GOAL: Return the complete listing that follows, with each line reproduced exactly.

Extracted records:
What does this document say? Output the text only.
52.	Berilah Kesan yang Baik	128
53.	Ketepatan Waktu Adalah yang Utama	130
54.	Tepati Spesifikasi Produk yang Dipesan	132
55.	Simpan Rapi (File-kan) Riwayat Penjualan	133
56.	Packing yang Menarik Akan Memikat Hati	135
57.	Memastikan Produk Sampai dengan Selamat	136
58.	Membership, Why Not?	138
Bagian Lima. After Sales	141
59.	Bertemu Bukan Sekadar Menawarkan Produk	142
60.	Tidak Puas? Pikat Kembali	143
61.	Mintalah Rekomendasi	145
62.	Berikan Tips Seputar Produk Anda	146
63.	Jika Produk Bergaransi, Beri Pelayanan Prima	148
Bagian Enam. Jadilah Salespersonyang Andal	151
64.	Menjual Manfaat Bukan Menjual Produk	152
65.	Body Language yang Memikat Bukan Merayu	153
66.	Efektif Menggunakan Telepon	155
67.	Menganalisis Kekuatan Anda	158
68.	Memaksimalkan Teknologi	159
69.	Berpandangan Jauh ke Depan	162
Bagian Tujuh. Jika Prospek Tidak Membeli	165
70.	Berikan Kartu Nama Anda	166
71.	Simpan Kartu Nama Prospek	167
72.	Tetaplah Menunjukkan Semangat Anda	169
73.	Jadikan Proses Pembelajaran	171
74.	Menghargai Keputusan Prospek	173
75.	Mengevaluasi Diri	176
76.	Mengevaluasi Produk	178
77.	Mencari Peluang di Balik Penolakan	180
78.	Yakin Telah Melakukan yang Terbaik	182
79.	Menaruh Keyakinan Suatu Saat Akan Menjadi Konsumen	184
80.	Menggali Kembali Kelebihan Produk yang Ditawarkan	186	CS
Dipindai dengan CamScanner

FULL RESPONSE:
What does this document say? Output the text only.
52.	Berilah Kesan yang Baik	128
53.	Ketepatan Waktu Adalah yang Utama	130
54.	Tepati Spesifikasi Produk yang Dipesan	132
55.	Simpan Rapi (File-kan) Riwayat Penjualan	133
56.	Packing yang Menarik Akan Memikat Hati	135
57.	Memastikan Produk Sampai dengan Selamat	136
58.	Membership, Why Not?	138
Bagian Lima. After Sales	141
59.	Bertemu Bukan Sekadar Menawarkan Produk	142
60.	Tidak Puas? Pikat Kembali	143
61.	Mintalah Rekomendasi	145
62.	Berikan Tips Seputar Produk Anda	146
63.	Jika Produk Bergaransi, Beri Pelayanan Prima	148
Bagian Enam. Jadilah Salespersonyang Andal	151
64.	Menjual Manfaat Bukan Menjual Produk	152
65.	Body Language yang Memikat Bukan Merayu	153
66.	Efektif Menggunakan Telepon	155
67.	Menganalisis Kekuatan Anda	158
68.	Memaksimalkan Teknologi	159
69.	Berpandangan Jauh ke Depan	162
Bagian Tujuh. Jika Prospek Tidak Membeli	165
70.	Berikan Kartu Nama Anda	166
71.	Simpan Kartu Nama Prospek	167
72.	Tetaplah Menunjukkan Semangat Anda	169
73.	Jadikan Proses Pembelajaran	171
74.	Menghargai Keputusan Prospek	173
75.	Mengevaluasi Diri	176
76.	Mengevaluasi Produk	178
77.	Mencari Peluang di Balik Penolakan	180
78.	Yakin Telah Melakukan yang Terbaik	182
79.	Menaruh Keyakinan Suatu Saat Akan Menjadi Konsumen	184
80.	Menggali Kembali Kelebihan Produk yang Ditawarkan	186	CS
Dipindai dengan CamScanner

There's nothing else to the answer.